Short problem — Omit the pictures and output every entry below exactly as written.
============================================================
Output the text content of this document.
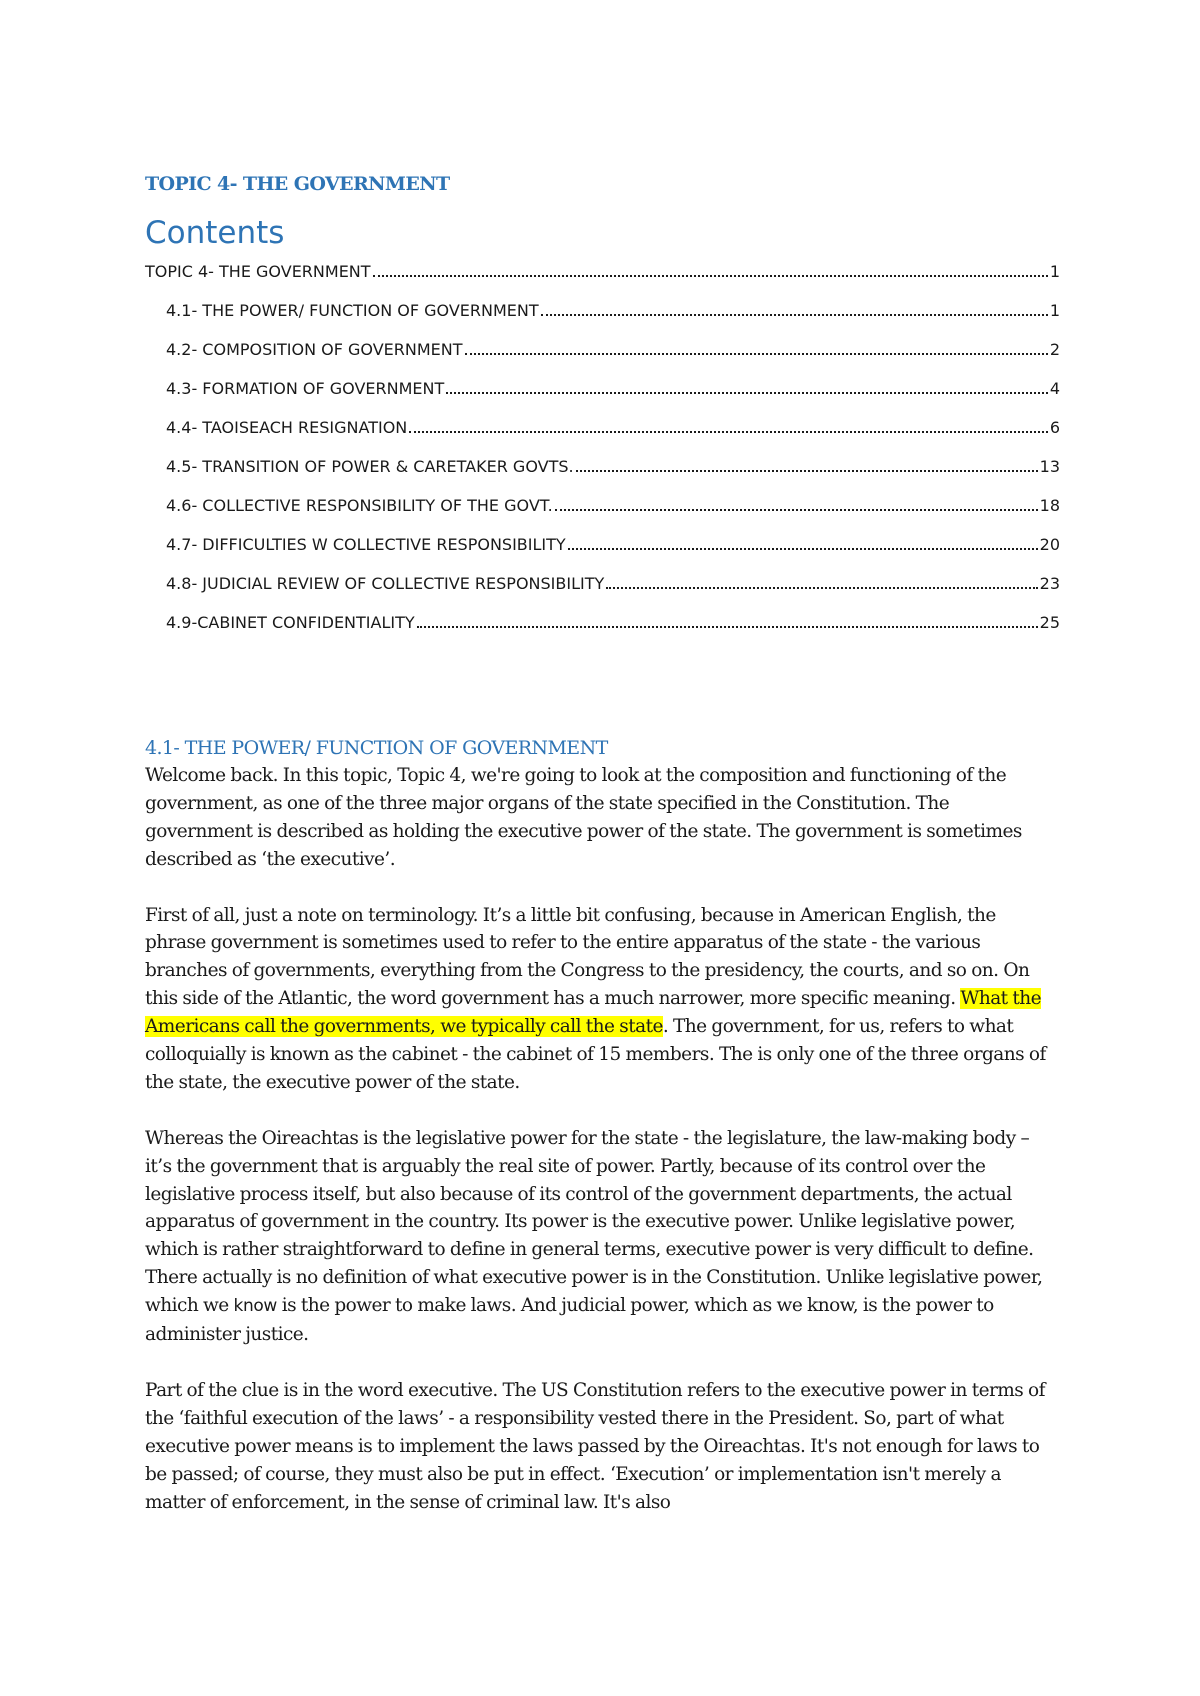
TOPIC 4- THE GOVERNMENT
Contents
TOPIC 4- THE GOVERNMENT	1
4.1- THE POWER/ FUNCTION OF GOVERNMENT	1
4.2- COMPOSITION OF GOVERNMENT	2
4.3- FORMATION OF GOVERNMENT	4
4.4- TAOISEACH RESIGNATION	6
4.5- TRANSITION OF POWER & CARETAKER GOVTS.	13
4.6- COLLECTIVE RESPONSIBILITY OF THE GOVT.	18
4.7- DIFFICULTIES W COLLECTIVE RESPONSIBILITY	20
4.8- JUDICIAL REVIEW OF COLLECTIVE RESPONSIBILITY	23
4.9-CABINET CONFIDENTIALITY	25
4.1- THE POWER/ FUNCTION OF GOVERNMENT

Welcome back. In this topic, Topic 4, we're going to look at the composition and functioning of the government, as one of the three major organs of the state specified in the Constitution. The government is described as holding the executive power of the state. The government is sometimes described as ‘the executive’.

First of all, just a note on terminology. It’s a little bit confusing, because in American English, the phrase government is sometimes used to refer to the entire apparatus of the state - the various branches of governments, everything from the Congress to the presidency, the courts, and so on. On this side of the Atlantic, the word government has a much narrower, more specific meaning. What the Americans call the governments, we typically call the state. The government, for us, refers to what colloquially is known as the cabinet - the cabinet of 15 members. The is only one of the three organs of the state, the executive power of the state.

Whereas the Oireachtas is the legislative power for the state - the legislature, the law-making body – it’s the government that is arguably the real site of power. Partly, because of its control over the legislative process itself, but also because of its control of the government departments, the actual apparatus of government in the country. Its power is the executive power. Unlike legislative power, which is rather straightforward to define in general terms, executive power is very difficult to define. There actually is no definition of what executive power is in the Constitution. Unlike legislative power, which we know is the power to make laws. And judicial power, which as we know, is the power to administer justice.

Part of the clue is in the word executive. The US Constitution refers to the executive power in terms of the ‘faithful execution of the laws’ - a responsibility vested there in the President. So, part of what executive power means is to implement the laws passed by the Oireachtas. It's not enough for laws to be passed; of course, they must also be put in effect. ‘Execution’ or implementation isn't merely a matter of enforcement, in the sense of criminal law. It's also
============================================================
Solution to this problem —
Output the text content of this document.
TOPIC 4- THE GOVERNMENT
Contents
TOPIC 4- THE GOVERNMENT	1
4.1- THE POWER/ FUNCTION OF GOVERNMENT	1
4.2- COMPOSITION OF GOVERNMENT	2
4.3- FORMATION OF GOVERNMENT	4
4.4- TAOISEACH RESIGNATION	6
4.5- TRANSITION OF POWER & CARETAKER GOVTS.	13
4.6- COLLECTIVE RESPONSIBILITY OF THE GOVT.	18
4.7- DIFFICULTIES W COLLECTIVE RESPONSIBILITY	20
4.8- JUDICIAL REVIEW OF COLLECTIVE RESPONSIBILITY	23
4.9-CABINET CONFIDENTIALITY	25
4.1- THE POWER/ FUNCTION OF GOVERNMENT

Welcome back. In this topic, Topic 4, we're going to look at the composition and functioning of the government, as one of the three major organs of the state specified in the Constitution. The government is described as holding the executive power of the state. The government is sometimes described as ‘the executive’.

First of all, just a note on terminology. It’s a little bit confusing, because in American English, the phrase government is sometimes used to refer to the entire apparatus of the state - the various branches of governments, everything from the Congress to the presidency, the courts, and so on. On this side of the Atlantic, the word government has a much narrower, more specific meaning. What the Americans call the governments, we typically call the state. The government, for us, refers to what colloquially is known as the cabinet - the cabinet of 15 members. The is only one of the three organs of the state, the executive power of the state.

Whereas the Oireachtas is the legislative power for the state - the legislature, the law-making body – it’s the government that is arguably the real site of power. Partly, because of its control over the legislative process itself, but also because of its control of the government departments, the actual apparatus of government in the country. Its power is the executive power. Unlike legislative power, which is rather straightforward to define in general terms, executive power is very difficult to define. There actually is no definition of what executive power is in the Constitution. Unlike legislative power, which we know is the power to make laws. And judicial power, which as we know, is the power to administer justice.

Part of the clue is in the word executive. The US Constitution refers to the executive power in terms of the ‘faithful execution of the laws’ - a responsibility vested there in the President. So, part of what executive power means is to implement the laws passed by the Oireachtas. It's not enough for laws to be passed; of course, they must also be put in effect. ‘Execution’ or implementation isn't merely a matter of enforcement, in the sense of criminal law. It's also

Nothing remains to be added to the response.